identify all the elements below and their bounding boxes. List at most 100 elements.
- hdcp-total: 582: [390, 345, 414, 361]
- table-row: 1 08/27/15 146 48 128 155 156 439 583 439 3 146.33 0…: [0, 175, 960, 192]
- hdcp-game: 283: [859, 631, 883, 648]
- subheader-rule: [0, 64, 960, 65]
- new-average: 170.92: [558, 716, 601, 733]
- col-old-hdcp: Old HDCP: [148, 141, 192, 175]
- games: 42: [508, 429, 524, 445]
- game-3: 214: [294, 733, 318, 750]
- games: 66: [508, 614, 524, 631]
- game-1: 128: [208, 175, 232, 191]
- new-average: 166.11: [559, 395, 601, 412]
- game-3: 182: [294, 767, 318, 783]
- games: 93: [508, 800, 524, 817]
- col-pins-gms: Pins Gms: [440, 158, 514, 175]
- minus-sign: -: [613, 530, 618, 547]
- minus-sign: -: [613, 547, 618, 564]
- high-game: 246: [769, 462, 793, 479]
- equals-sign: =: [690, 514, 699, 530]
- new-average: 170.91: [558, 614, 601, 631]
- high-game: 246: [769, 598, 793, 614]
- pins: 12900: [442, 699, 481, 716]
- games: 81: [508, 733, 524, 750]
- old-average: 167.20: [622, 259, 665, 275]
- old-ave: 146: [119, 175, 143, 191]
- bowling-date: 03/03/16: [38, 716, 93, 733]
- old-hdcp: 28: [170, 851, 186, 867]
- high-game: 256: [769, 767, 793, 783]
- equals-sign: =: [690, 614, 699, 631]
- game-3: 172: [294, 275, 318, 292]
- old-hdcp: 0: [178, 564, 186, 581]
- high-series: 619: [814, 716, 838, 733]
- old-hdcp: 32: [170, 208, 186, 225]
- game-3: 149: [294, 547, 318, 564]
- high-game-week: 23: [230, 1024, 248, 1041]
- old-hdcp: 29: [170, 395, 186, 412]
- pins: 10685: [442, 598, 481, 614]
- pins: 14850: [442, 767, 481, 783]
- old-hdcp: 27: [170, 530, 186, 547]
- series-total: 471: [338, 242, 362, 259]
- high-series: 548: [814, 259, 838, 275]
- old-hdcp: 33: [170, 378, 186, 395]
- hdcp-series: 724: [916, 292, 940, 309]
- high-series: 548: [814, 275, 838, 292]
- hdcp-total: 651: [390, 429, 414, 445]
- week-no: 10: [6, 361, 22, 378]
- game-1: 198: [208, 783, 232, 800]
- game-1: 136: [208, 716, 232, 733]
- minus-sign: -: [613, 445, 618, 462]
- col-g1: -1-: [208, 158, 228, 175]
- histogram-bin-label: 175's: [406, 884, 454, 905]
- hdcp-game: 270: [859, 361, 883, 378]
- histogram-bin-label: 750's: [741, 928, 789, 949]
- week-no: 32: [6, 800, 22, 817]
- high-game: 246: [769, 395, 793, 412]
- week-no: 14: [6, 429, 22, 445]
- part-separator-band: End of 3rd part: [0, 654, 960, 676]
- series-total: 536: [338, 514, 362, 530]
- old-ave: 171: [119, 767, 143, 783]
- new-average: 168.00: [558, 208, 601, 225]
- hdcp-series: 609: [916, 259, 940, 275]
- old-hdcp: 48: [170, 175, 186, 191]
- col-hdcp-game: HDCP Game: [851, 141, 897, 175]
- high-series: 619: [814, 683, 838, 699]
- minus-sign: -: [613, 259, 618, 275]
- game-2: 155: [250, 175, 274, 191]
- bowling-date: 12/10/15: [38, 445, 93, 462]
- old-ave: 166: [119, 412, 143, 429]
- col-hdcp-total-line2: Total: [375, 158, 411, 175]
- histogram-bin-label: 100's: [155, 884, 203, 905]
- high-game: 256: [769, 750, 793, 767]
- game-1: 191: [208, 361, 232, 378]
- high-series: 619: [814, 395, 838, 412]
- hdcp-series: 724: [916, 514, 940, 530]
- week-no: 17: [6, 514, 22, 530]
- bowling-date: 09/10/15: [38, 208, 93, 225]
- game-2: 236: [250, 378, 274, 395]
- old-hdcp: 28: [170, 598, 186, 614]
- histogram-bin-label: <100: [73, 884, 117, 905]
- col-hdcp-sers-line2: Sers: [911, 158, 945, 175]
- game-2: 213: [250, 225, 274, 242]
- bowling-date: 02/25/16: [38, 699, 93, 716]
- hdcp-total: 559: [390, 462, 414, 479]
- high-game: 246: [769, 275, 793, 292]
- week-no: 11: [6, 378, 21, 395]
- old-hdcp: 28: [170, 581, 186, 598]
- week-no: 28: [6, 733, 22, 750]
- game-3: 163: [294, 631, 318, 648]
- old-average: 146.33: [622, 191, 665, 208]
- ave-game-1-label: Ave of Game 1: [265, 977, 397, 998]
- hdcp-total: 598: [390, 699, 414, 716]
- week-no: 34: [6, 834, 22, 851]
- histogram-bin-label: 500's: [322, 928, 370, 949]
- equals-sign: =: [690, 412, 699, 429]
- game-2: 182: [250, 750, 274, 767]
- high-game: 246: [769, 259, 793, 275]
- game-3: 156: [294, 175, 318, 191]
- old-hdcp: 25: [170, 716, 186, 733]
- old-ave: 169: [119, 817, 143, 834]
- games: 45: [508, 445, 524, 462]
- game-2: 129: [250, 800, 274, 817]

REQUIREMENT
Rewrite the material above with every "bowling-date" changed to "league-date" and everything else left the same.

COMPLETED EXERCISE
identify all the elements below and their bounding boxes. List at most 100 elements.
- hdcp-total: 582: [390, 345, 414, 361]
- table-row: 1 08/27/15 146 48 128 155 156 439 583 439 3 146.33 0…: [0, 175, 960, 192]
- hdcp-game: 283: [859, 631, 883, 648]
- subheader-rule: [0, 64, 960, 65]
- new-average: 170.92: [558, 716, 601, 733]
- col-old-hdcp: Old HDCP: [148, 141, 192, 175]
- games: 42: [508, 429, 524, 445]
- game-3: 214: [294, 733, 318, 750]
- games: 66: [508, 614, 524, 631]
- game-1: 128: [208, 175, 232, 191]
- new-average: 166.11: [559, 395, 601, 412]
- game-3: 182: [294, 767, 318, 783]
- games: 93: [508, 800, 524, 817]
- col-pins-gms: Pins Gms: [440, 158, 514, 175]
- minus-sign: -: [613, 530, 618, 547]
- minus-sign: -: [613, 547, 618, 564]
- high-game: 246: [769, 462, 793, 479]
- equals-sign: =: [690, 514, 699, 530]
- new-average: 170.91: [558, 614, 601, 631]
- high-game: 246: [769, 598, 793, 614]
- pins: 12900: [442, 699, 481, 716]
- games: 81: [508, 733, 524, 750]
- old-average: 167.20: [622, 259, 665, 275]
- old-ave: 146: [119, 175, 143, 191]
- league-date: 03/03/16: [38, 716, 93, 733]
- old-hdcp: 28: [170, 851, 186, 867]
- high-game: 256: [769, 767, 793, 783]
- equals-sign: =: [690, 614, 699, 631]
- game-3: 172: [294, 275, 318, 292]
- old-hdcp: 0: [178, 564, 186, 581]
- high-series: 619: [814, 716, 838, 733]
- old-hdcp: 32: [170, 208, 186, 225]
- game-3: 149: [294, 547, 318, 564]
- high-game-week: 23: [230, 1024, 248, 1041]
- old-hdcp: 29: [170, 395, 186, 412]
- pins: 10685: [442, 598, 481, 614]
- pins: 14850: [442, 767, 481, 783]
- old-hdcp: 27: [170, 530, 186, 547]
- series-total: 471: [338, 242, 362, 259]
- high-series: 548: [814, 259, 838, 275]
- old-hdcp: 33: [170, 378, 186, 395]
- hdcp-series: 724: [916, 292, 940, 309]
- high-series: 548: [814, 275, 838, 292]
- hdcp-total: 651: [390, 429, 414, 445]
- week-no: 10: [6, 361, 22, 378]
- game-1: 198: [208, 783, 232, 800]
- game-1: 136: [208, 716, 232, 733]
- minus-sign: -: [613, 445, 618, 462]
- col-g1: -1-: [208, 158, 228, 175]
- histogram-bin-label: 175's: [406, 884, 454, 905]
- hdcp-game: 270: [859, 361, 883, 378]
- histogram-bin-label: 750's: [741, 928, 789, 949]
- week-no: 32: [6, 800, 22, 817]
- high-game: 246: [769, 395, 793, 412]
- week-no: 14: [6, 429, 22, 445]
- part-separator-band: End of 3rd part: [0, 654, 960, 676]
- series-total: 536: [338, 514, 362, 530]
- old-ave: 171: [119, 767, 143, 783]
- new-average: 168.00: [558, 208, 601, 225]
- hdcp-series: 609: [916, 259, 940, 275]
- old-hdcp: 48: [170, 175, 186, 191]
- col-hdcp-game: HDCP Game: [851, 141, 897, 175]
- high-series: 619: [814, 683, 838, 699]
- minus-sign: -: [613, 259, 618, 275]
- game-2: 155: [250, 175, 274, 191]
- league-date: 12/10/15: [38, 445, 93, 462]
- old-ave: 166: [119, 412, 143, 429]
- col-hdcp-total-line2: Total: [375, 158, 411, 175]
- histogram-bin-label: 100's: [155, 884, 203, 905]
- high-game: 256: [769, 750, 793, 767]
- game-1: 191: [208, 361, 232, 378]
- high-series: 619: [814, 395, 838, 412]
- hdcp-series: 724: [916, 514, 940, 530]
- week-no: 17: [6, 514, 22, 530]
- league-date: 09/10/15: [38, 208, 93, 225]
- game-2: 236: [250, 378, 274, 395]
- old-hdcp: 28: [170, 598, 186, 614]
- histogram-bin-label: <100: [73, 884, 117, 905]
- col-hdcp-sers-line2: Sers: [911, 158, 945, 175]
- game-2: 213: [250, 225, 274, 242]
- league-date: 02/25/16: [38, 699, 93, 716]
- hdcp-total: 559: [390, 462, 414, 479]
- high-game: 246: [769, 275, 793, 292]
- week-no: 11: [6, 378, 21, 395]
- old-hdcp: 28: [170, 581, 186, 598]
- week-no: 28: [6, 733, 22, 750]
- game-3: 163: [294, 631, 318, 648]
- old-average: 146.33: [622, 191, 665, 208]
- ave-game-1-label: Ave of Game 1: [265, 977, 397, 998]
- hdcp-total: 598: [390, 699, 414, 716]
- week-no: 34: [6, 834, 22, 851]
- histogram-bin-label: 500's: [322, 928, 370, 949]
- equals-sign: =: [690, 412, 699, 429]
- game-2: 182: [250, 750, 274, 767]
- high-game: 246: [769, 259, 793, 275]
- game-3: 156: [294, 175, 318, 191]
- old-hdcp: 25: [170, 716, 186, 733]
- old-ave: 169: [119, 817, 143, 834]
- games: 45: [508, 445, 524, 462]
- game-2: 129: [250, 800, 274, 817]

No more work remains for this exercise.